* **Entries taken from a collection**
* Begin *

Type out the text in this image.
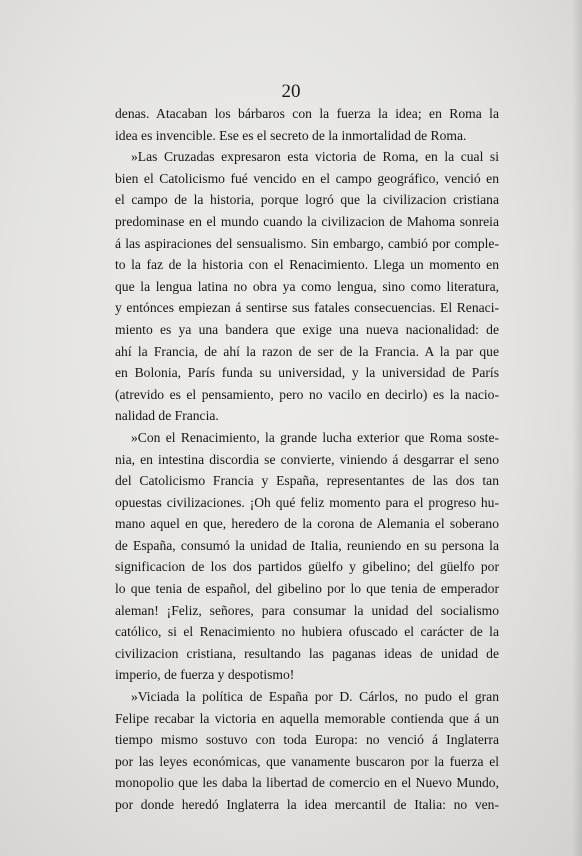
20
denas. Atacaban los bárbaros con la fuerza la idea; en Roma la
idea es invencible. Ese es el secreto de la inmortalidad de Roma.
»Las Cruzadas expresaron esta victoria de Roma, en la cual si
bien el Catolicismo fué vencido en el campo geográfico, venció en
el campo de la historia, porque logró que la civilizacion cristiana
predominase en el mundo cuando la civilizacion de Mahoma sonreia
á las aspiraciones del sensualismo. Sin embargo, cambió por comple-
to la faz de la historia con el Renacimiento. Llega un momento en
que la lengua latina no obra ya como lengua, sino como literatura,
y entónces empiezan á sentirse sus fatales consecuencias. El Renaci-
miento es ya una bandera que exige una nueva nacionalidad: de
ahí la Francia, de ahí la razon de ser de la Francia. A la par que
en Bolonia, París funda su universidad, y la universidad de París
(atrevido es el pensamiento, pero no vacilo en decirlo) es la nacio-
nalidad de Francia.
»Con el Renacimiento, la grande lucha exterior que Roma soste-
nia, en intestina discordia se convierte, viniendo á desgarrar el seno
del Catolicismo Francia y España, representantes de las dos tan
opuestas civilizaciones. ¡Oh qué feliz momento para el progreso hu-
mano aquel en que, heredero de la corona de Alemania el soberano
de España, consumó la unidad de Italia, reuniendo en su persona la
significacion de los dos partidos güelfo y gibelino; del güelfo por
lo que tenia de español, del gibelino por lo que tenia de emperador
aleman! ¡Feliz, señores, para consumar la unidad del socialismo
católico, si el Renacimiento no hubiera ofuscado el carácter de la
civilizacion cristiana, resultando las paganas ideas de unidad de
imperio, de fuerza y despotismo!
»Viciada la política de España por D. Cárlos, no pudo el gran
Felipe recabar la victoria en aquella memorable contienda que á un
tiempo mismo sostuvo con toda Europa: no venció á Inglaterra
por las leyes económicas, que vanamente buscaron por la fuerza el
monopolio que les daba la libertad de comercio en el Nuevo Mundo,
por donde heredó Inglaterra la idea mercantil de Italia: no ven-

* End *
* Begin *

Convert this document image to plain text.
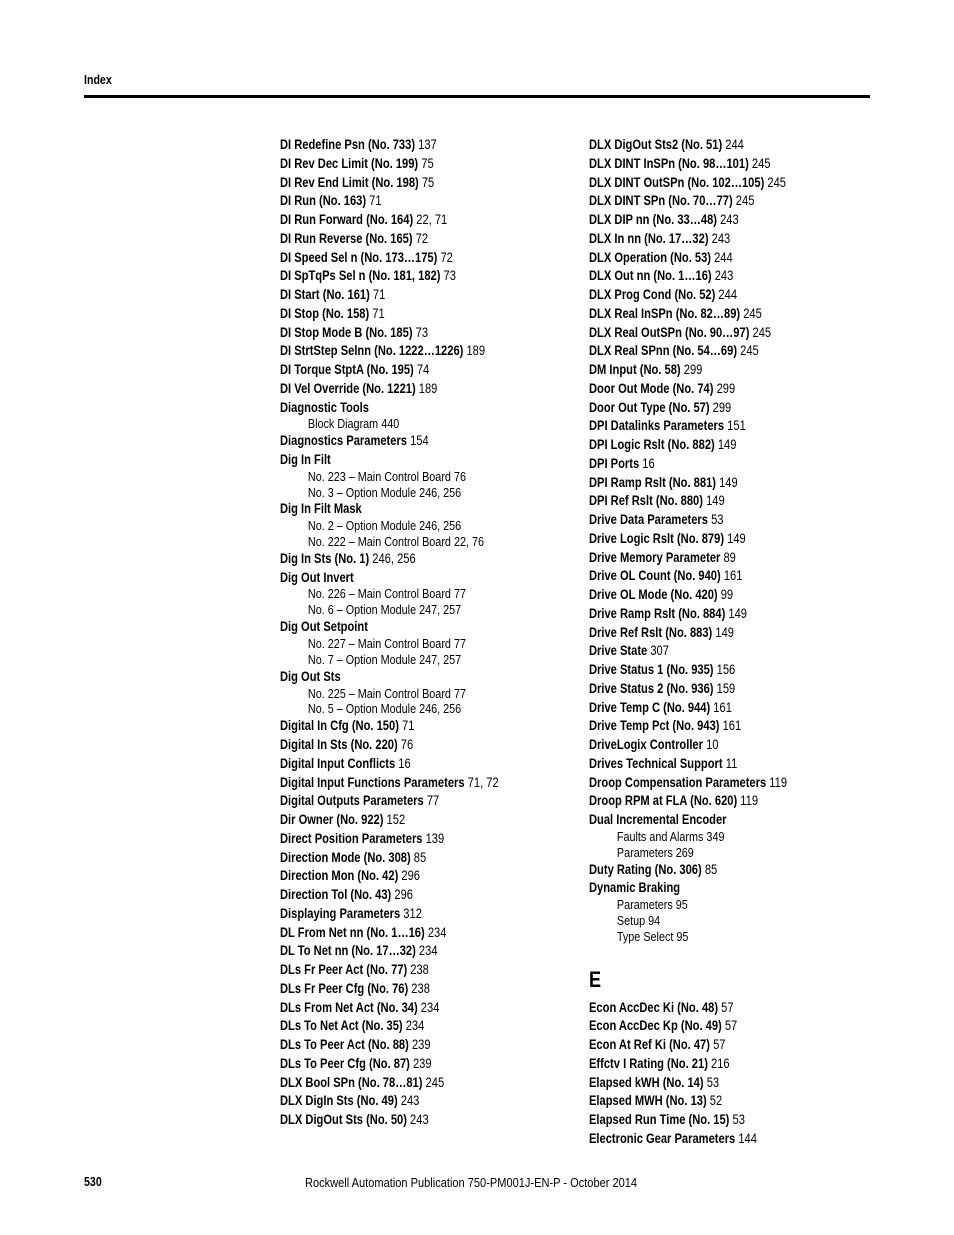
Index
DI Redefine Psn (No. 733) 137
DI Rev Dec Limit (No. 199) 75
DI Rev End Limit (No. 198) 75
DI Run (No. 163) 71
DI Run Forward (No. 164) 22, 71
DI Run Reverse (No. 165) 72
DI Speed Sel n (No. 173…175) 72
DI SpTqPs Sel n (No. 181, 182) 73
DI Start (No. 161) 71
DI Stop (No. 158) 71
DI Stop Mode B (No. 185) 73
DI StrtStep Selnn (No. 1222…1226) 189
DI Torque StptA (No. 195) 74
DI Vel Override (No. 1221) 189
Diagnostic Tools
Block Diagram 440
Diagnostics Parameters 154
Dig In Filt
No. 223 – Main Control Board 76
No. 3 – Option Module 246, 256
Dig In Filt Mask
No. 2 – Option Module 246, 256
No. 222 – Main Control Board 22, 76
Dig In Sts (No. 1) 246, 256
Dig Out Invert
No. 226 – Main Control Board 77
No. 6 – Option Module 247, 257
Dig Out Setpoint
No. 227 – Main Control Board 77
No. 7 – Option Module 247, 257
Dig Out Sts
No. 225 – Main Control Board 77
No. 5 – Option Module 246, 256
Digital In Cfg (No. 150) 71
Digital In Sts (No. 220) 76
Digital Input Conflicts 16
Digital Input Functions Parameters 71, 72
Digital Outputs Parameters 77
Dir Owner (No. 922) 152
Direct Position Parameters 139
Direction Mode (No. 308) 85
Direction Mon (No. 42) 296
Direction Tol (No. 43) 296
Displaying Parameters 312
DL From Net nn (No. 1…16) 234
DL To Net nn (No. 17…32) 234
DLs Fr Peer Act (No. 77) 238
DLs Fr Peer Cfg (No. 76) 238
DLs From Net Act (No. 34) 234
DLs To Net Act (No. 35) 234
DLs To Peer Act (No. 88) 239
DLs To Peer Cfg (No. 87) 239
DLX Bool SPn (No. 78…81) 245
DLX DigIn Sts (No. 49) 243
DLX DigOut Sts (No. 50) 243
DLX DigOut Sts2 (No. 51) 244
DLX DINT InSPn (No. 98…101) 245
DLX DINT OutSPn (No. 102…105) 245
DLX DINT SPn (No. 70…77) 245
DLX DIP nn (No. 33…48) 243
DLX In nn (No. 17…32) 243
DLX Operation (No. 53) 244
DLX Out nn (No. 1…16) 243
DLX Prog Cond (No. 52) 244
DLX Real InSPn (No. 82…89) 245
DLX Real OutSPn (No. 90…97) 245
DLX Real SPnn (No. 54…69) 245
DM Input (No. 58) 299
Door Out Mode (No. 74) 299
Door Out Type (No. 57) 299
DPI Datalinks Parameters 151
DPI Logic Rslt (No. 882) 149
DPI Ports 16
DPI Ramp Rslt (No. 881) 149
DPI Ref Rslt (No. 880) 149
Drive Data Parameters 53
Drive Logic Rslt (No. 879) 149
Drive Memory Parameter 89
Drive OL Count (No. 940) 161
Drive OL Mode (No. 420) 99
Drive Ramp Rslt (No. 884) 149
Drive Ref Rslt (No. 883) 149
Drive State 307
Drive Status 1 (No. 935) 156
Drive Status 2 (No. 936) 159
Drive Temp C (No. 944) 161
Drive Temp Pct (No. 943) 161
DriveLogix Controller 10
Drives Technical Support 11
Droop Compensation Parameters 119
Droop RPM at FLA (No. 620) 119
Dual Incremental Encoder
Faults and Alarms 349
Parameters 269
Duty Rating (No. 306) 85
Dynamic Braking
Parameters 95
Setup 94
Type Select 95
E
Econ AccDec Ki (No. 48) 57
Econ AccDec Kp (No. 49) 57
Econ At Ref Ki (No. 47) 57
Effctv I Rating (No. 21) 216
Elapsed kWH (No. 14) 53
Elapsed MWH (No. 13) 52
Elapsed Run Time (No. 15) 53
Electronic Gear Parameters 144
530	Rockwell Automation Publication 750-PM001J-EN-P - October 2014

* End *

* **Work required**
Scan the listing above for the word "España" and show each line where it is found.

* **Result of this task**
del Catolicismo Francia y España, representantes de las dos tan
de España, consumó la unidad de Italia, reuniendo en su persona la
»Viciada la política de España por D. Cárlos, no pudo el gran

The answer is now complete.